• **EXERCISE DESCRIPTION**
Give the data a second time, exactly and in full.
— BEGIN MATERIAL PROVIDED —
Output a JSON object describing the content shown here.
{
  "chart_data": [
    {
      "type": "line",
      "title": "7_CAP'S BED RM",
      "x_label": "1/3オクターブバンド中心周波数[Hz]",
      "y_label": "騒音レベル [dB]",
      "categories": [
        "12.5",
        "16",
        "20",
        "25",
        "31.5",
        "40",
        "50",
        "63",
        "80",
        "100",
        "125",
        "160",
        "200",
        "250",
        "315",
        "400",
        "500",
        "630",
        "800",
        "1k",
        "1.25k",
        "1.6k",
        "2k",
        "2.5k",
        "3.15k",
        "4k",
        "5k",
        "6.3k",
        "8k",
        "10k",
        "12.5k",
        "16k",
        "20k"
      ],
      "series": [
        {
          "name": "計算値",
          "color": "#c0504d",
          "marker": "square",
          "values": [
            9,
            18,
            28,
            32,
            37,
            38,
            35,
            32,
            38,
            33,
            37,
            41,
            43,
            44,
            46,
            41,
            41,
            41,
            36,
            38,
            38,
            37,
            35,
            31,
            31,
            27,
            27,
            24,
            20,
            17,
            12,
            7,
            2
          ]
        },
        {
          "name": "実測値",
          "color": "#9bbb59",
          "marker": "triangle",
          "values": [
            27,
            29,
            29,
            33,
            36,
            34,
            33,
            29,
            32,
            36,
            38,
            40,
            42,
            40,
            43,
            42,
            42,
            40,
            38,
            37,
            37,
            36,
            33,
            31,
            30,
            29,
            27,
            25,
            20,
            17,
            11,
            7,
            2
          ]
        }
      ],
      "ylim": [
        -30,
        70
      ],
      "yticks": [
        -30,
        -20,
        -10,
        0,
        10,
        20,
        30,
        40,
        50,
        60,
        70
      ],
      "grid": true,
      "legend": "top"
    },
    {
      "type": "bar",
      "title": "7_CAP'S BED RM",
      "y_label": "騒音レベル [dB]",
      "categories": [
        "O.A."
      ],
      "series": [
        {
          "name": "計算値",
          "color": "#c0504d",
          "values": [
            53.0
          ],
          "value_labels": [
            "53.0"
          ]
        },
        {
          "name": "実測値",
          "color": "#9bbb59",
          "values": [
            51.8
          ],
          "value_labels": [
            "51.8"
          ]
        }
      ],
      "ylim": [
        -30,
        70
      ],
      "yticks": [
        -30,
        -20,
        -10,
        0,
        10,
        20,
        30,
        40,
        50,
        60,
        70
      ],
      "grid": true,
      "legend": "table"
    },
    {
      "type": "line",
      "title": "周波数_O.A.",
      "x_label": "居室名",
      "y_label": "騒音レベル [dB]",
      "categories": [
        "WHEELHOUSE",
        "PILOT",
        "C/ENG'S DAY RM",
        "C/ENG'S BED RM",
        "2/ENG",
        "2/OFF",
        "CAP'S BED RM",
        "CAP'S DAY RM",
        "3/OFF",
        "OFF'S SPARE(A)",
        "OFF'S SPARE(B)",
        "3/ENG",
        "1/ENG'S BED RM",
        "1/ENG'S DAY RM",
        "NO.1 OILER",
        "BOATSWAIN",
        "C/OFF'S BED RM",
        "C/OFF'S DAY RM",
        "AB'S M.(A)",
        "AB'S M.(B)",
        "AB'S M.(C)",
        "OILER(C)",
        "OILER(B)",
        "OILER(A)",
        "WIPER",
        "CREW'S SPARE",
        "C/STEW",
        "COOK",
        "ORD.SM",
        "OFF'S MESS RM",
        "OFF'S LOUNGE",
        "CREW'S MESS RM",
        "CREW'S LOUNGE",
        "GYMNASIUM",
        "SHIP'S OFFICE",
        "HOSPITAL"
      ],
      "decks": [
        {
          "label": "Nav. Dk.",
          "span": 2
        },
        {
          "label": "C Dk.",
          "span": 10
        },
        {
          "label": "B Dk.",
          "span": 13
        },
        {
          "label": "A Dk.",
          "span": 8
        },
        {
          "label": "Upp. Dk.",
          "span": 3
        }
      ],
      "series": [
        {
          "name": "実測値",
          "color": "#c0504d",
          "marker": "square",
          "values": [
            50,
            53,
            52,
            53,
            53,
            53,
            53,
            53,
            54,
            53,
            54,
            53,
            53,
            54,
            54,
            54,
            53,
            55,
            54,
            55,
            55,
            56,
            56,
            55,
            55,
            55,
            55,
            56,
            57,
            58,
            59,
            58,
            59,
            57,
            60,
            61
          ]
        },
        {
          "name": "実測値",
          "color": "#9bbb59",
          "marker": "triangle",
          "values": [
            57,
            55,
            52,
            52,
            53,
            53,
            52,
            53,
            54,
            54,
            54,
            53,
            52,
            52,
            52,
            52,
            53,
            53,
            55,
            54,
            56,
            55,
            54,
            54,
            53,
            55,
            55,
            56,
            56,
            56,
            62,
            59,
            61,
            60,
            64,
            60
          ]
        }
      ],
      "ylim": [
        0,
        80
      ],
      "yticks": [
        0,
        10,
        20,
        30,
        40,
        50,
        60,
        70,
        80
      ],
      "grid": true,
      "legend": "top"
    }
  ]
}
— END MATERIAL PROVIDED —
• **SOLUTION FOR THIS PROBLEM**
Output a JSON object describing the content shown here.
{
  "chart_data": [
    {
      "type": "line",
      "title": "7_CAP'S BED RM",
      "x_label": "1/3オクターブバンド中心周波数[Hz]",
      "y_label": "騒音レベル [dB]",
      "categories": [
        "12.5",
        "16",
        "20",
        "25",
        "31.5",
        "40",
        "50",
        "63",
        "80",
        "100",
        "125",
        "160",
        "200",
        "250",
        "315",
        "400",
        "500",
        "630",
        "800",
        "1k",
        "1.25k",
        "1.6k",
        "2k",
        "2.5k",
        "3.15k",
        "4k",
        "5k",
        "6.3k",
        "8k",
        "10k",
        "12.5k",
        "16k",
        "20k"
      ],
      "series": [
        {
          "name": "計算値",
          "color": "#c0504d",
          "marker": "square",
          "values": [
            9,
            18,
            28,
            32,
            37,
            38,
            35,
            32,
            38,
            33,
            37,
            41,
            43,
            44,
            46,
            41,
            41,
            41,
            36,
            38,
            38,
            37,
            35,
            31,
            31,
            27,
            27,
            24,
            20,
            17,
            12,
            7,
            2
          ]
        },
        {
          "name": "実測値",
          "color": "#9bbb59",
          "marker": "triangle",
          "values": [
            27,
            29,
            29,
            33,
            36,
            34,
            33,
            29,
            32,
            36,
            38,
            40,
            42,
            40,
            43,
            42,
            42,
            40,
            38,
            37,
            37,
            36,
            33,
            31,
            30,
            29,
            27,
            25,
            20,
            17,
            11,
            7,
            2
          ]
        }
      ],
      "ylim": [
        -30,
        70
      ],
      "yticks": [
        -30,
        -20,
        -10,
        0,
        10,
        20,
        30,
        40,
        50,
        60,
        70
      ],
      "grid": true,
      "legend": "top"
    },
    {
      "type": "bar",
      "title": "7_CAP'S BED RM",
      "y_label": "騒音レベル [dB]",
      "categories": [
        "O.A."
      ],
      "series": [
        {
          "name": "計算値",
          "color": "#c0504d",
          "values": [
            53.0
          ],
          "value_labels": [
            "53.0"
          ]
        },
        {
          "name": "実測値",
          "color": "#9bbb59",
          "values": [
            51.8
          ],
          "value_labels": [
            "51.8"
          ]
        }
      ],
      "ylim": [
        -30,
        70
      ],
      "yticks": [
        -30,
        -20,
        -10,
        0,
        10,
        20,
        30,
        40,
        50,
        60,
        70
      ],
      "grid": true,
      "legend": "table"
    },
    {
      "type": "line",
      "title": "周波数_O.A.",
      "x_label": "居室名",
      "y_label": "騒音レベル [dB]",
      "categories": [
        "WHEELHOUSE",
        "PILOT",
        "C/ENG'S DAY RM",
        "C/ENG'S BED RM",
        "2/ENG",
        "2/OFF",
        "CAP'S BED RM",
        "CAP'S DAY RM",
        "3/OFF",
        "OFF'S SPARE(A)",
        "OFF'S SPARE(B)",
        "3/ENG",
        "1/ENG'S BED RM",
        "1/ENG'S DAY RM",
        "NO.1 OILER",
        "BOATSWAIN",
        "C/OFF'S BED RM",
        "C/OFF'S DAY RM",
        "AB'S M.(A)",
        "AB'S M.(B)",
        "AB'S M.(C)",
        "OILER(C)",
        "OILER(B)",
        "OILER(A)",
        "WIPER",
        "CREW'S SPARE",
        "C/STEW",
        "COOK",
        "ORD.SM",
        "OFF'S MESS RM",
        "OFF'S LOUNGE",
        "CREW'S MESS RM",
        "CREW'S LOUNGE",
        "GYMNASIUM",
        "SHIP'S OFFICE",
        "HOSPITAL"
      ],
      "decks": [
        {
          "label": "Nav. Dk.",
          "span": 2
        },
        {
          "label": "C Dk.",
          "span": 10
        },
        {
          "label": "B Dk.",
          "span": 13
        },
        {
          "label": "A Dk.",
          "span": 8
        },
        {
          "label": "Upp. Dk.",
          "span": 3
        }
      ],
      "series": [
        {
          "name": "実測値",
          "color": "#c0504d",
          "marker": "square",
          "values": [
            50,
            53,
            52,
            53,
            53,
            53,
            53,
            53,
            54,
            53,
            54,
            53,
            53,
            54,
            54,
            54,
            53,
            55,
            54,
            55,
            55,
            56,
            56,
            55,
            55,
            55,
            55,
            56,
            57,
            58,
            59,
            58,
            59,
            57,
            60,
            61
          ]
        },
        {
          "name": "実測値",
          "color": "#9bbb59",
          "marker": "triangle",
          "values": [
            57,
            55,
            52,
            52,
            53,
            53,
            52,
            53,
            54,
            54,
            54,
            53,
            52,
            52,
            52,
            52,
            53,
            53,
            55,
            54,
            56,
            55,
            54,
            54,
            53,
            55,
            55,
            56,
            56,
            56,
            62,
            59,
            61,
            60,
            64,
            60
          ]
        }
      ],
      "ylim": [
        0,
        80
      ],
      "yticks": [
        0,
        10,
        20,
        30,
        40,
        50,
        60,
        70,
        80
      ],
      "grid": true,
      "legend": "top"
    }
  ]
}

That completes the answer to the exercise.